▶ Exercise objective
Filter this material down to the lines that hold "Одноставочные", copying each one.

Collection entries
========================================================================

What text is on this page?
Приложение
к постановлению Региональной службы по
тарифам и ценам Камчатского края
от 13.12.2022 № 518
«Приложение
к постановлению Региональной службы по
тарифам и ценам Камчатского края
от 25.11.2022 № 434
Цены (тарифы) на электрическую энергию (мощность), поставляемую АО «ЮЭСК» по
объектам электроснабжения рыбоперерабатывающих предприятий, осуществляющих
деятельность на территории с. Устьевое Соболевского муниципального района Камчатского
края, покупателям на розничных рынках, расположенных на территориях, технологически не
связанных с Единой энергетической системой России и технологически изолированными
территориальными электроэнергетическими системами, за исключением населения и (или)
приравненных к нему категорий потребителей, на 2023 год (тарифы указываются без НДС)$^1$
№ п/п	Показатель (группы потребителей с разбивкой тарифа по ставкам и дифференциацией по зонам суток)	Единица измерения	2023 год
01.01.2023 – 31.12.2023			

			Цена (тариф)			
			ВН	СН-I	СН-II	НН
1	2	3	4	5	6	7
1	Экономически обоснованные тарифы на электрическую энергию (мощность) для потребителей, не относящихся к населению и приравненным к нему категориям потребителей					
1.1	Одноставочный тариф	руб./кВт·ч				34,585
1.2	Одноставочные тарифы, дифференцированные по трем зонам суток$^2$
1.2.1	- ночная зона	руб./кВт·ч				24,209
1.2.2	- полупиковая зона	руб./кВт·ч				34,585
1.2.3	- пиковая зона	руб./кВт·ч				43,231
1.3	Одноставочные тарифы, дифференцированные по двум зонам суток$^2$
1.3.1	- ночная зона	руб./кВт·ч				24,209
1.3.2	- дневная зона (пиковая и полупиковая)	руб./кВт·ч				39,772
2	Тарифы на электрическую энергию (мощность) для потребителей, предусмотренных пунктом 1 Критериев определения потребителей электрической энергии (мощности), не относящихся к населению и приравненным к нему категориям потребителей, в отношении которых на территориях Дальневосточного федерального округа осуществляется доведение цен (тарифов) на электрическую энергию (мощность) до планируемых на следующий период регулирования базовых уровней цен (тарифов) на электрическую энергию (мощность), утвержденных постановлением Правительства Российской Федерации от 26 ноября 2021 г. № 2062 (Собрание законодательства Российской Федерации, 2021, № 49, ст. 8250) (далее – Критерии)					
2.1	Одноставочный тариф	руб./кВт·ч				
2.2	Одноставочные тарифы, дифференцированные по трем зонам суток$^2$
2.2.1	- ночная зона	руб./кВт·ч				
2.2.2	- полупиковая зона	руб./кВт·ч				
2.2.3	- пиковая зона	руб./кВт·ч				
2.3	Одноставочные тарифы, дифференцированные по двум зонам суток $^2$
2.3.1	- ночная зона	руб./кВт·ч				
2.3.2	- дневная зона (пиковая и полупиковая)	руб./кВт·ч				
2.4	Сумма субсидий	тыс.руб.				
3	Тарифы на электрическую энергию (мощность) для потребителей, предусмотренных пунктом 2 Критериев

========================================================================

▶ Worked answer
1.2	Одноставочные тарифы, дифференцированные по трем зонам суток$^2$
1.3	Одноставочные тарифы, дифференцированные по двум зонам суток$^2$
2.2	Одноставочные тарифы, дифференцированные по трем зонам суток$^2$
2.3	Одноставочные тарифы, дифференцированные по двум зонам суток $^2$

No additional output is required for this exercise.